The Australian ambassador has been accompanying Mr Abbott to official functions in New York in the past 24 hours because current consul-general, Nick Minchin – a former Liberal finance minister – had to return to Australia suddenly on the eve of the Prime Minister's visit upon the death of his father.
Flanked by Mr Beazley, Mr Abbott became the first Australian prime minister to visit the National September 11 Memorial explaining it was an honour to pay his respects to the nearly 3000 people killed in those attacks in 2001 in Manhattan, at the Pentagon, and aboard flight 93 at Stoneycreek, Pennsylvania.
"I particularly acknowledge the 10 Australians who died that day," a sombre Mr Abbott said after walking around the two huge sunken water features that occupy the footprints of the downed twin towers.
The names of all who perished are engraved on the continuous brass counters surrounding the enormous aquatic installations.
"I remember all the emergency services personnel who responded on that terrible day, particularly those who died," he said, describing the feeling as "quite overwhelming".
He said the attacks constituted "one of the most horrific moments in world history".
Speaking from the trading floor of Wall Street where he rang the bell to start trading on Tueday, Mr Abbott declined to comment specifically on the Beazley appointment saying he would do so shortly, but sources close to him confirmed the decision.
Mr Beazley's extension will take him up to and probably beyond the next US election in which a new US president will be chosen.
The decision to keep him on will reflect well on a government that has presented a somewhat more partisan approach to political appointments than is generally liked by voters. Mr Minchin, for example, was appointed consul-general after former Labor state premier Steve Bracks was stripped of the role as soon as the Coalition won the September election.
Mr Abbott is a great admirer of the ex-Labor heavyweight regarding him as representing the best traditions of the old-style labour movement leader. Mr Beazley has supporters on both sides with many believing he is the best opposition leader in Australia's history never to become prime minister.
But the at least 12-month extension of his appointment – the second since the Coalition came to power – also reflects another reality: that the Coalition has nobody comparable who can offer the kind of continuity and extensive contacts with the Democratic Party in Washington and particularly within the White House.
As Fairfax Media reported first, another failed opposition leader, Alexander Downer had wanted the post but has instead been appointed as High Commissioner in London, filling a job his father Sir Alec Downer once also held.
Sources in Washington suggested at the time of the London appointment that Mr Downer had been rejected for the top post of Washington because his links were limited almost exclusively to the Republican party and thus were of less use to Canberra.

• LISTING:
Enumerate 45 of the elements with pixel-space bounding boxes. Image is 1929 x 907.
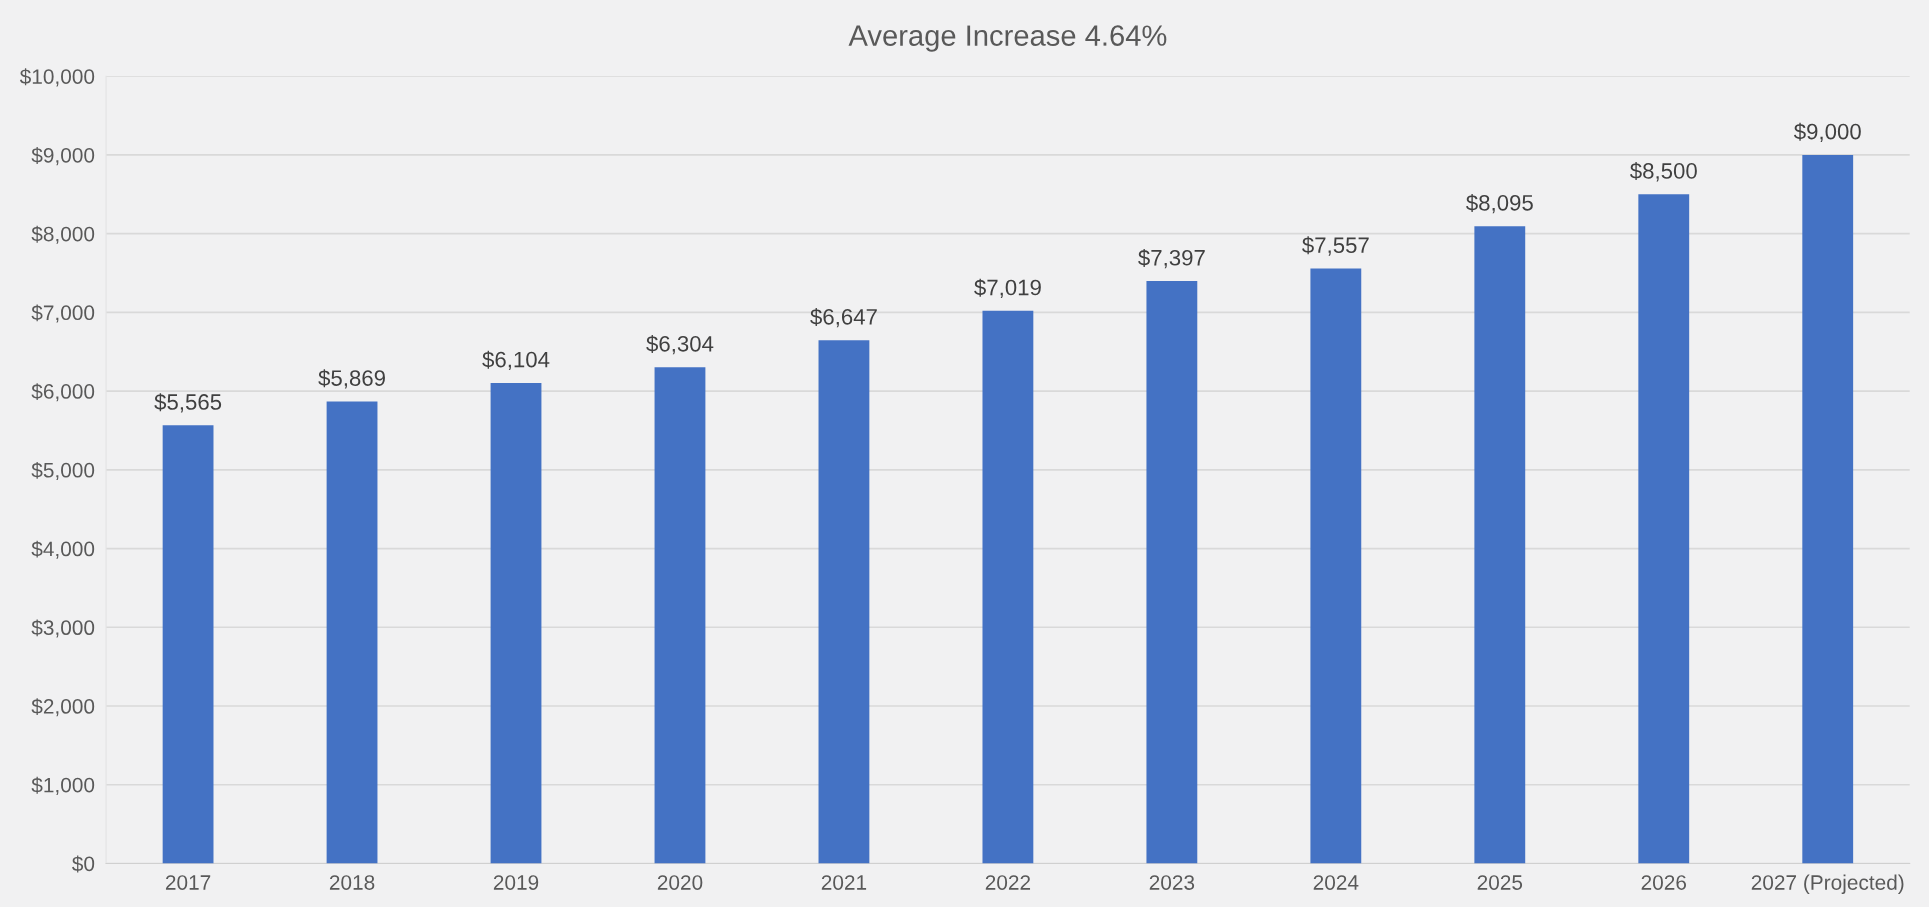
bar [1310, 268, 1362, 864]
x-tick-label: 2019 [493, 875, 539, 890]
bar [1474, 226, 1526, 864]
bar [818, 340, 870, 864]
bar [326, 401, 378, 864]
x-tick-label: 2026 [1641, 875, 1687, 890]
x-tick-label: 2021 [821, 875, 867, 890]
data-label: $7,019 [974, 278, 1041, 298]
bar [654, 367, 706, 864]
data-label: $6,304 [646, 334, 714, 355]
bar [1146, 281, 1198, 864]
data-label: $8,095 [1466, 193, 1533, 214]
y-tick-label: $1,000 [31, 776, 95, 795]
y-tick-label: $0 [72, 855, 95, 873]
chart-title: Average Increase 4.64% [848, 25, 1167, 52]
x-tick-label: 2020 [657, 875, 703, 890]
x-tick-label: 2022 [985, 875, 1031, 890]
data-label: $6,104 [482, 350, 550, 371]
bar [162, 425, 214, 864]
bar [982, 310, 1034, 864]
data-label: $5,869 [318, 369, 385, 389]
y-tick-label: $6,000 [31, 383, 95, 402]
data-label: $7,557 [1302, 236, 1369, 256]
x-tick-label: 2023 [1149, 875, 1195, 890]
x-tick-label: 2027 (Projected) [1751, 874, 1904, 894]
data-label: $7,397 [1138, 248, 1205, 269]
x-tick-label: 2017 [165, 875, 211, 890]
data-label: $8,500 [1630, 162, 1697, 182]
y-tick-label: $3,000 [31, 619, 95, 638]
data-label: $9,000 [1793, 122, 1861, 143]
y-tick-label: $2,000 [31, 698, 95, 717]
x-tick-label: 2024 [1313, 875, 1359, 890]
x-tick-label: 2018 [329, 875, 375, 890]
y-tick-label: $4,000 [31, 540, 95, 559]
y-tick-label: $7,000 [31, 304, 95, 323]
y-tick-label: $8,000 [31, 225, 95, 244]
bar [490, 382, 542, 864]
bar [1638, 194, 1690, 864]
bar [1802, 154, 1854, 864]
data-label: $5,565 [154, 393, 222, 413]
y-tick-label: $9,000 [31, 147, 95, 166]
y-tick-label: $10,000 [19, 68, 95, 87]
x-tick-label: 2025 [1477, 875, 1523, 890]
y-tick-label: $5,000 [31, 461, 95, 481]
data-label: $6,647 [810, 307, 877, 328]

• WHAT THIS EXERCISE ASKS:
1. List every person the news report on Mr Abbott's New York visit mentions by name.
2. Give a continuation of the news report on Mr Abbott's New York visit and Mr Beazley's posting, starting after its final sentence.
The entries come from a different source than the news report.

• SOLVED TASKS:
1. Mr Abbott, Nick Minchin, Mr Beazley, Steve Bracks, Alexander Downer, Sir Alec Downer

2.
Another suggestion coming from Washington was that Mr Downer's role as a board member of the Chinese telecommunications giant, Huawei, over which security services in Australia and the US harbour strong suspicions of cyber-spying, was a factor telling against his appointment in Washington.
Mr Abbott and Mr Beazley will head to the US capital on Wednesday local time for meetings with key legislators such as Speaker, John Boehner, House minority, Nancy Pelosi, and majority leader, Eric Cantor.
A meeting with likely presidential candidate Hillary Rodham Clinton looks like falling through with Ms Clinton promoting a new book, in which she observes that Julia Gillard had been subject to sexism as prime minister.
Mr Abbott would not be drawn on that subject but instead launched a major rhetorical attack on people who love jobs but "hate" the people who create those jobs.
The comments, borrowed from John F Kennedy, were presumably aimed at someone – most likely the ALP – but Mr Abbott also refused to be drawn on that.
Before leaving for DC, Mr Abbott will visit an innovative IBM-related technical school in Brooklyn in a bid to link its study-to-work pathways to the Coalition's budget ethos of earn or learn.
Mr Abbott also met UN Secretary-General Ban Ki-moon in New York on Tuesday telling the top global official that Australia appreciated the UN's "robust approach to strengthening peace keeping operations" in hot-spots around the world.
Both leaders "agreed on the valuable role of the United Nations in promoting values in support of free, liberal and democratic societies" according to official sources.
But while they agreed on these matters and on the importance of the G20 being chaired by Australia later this year, at which the UN supremo will attend, there was less enthusiasm from Australia on the international co-ordination on climate change.
With the UN Secretary-General chairing a Climate Summit in September, Mr Abbott stopped short of endorsing that process instead arguing that every country should "play its part in reducing emissions", but in a way that did not harm economic development, and therefore delicate global growth and prosperity.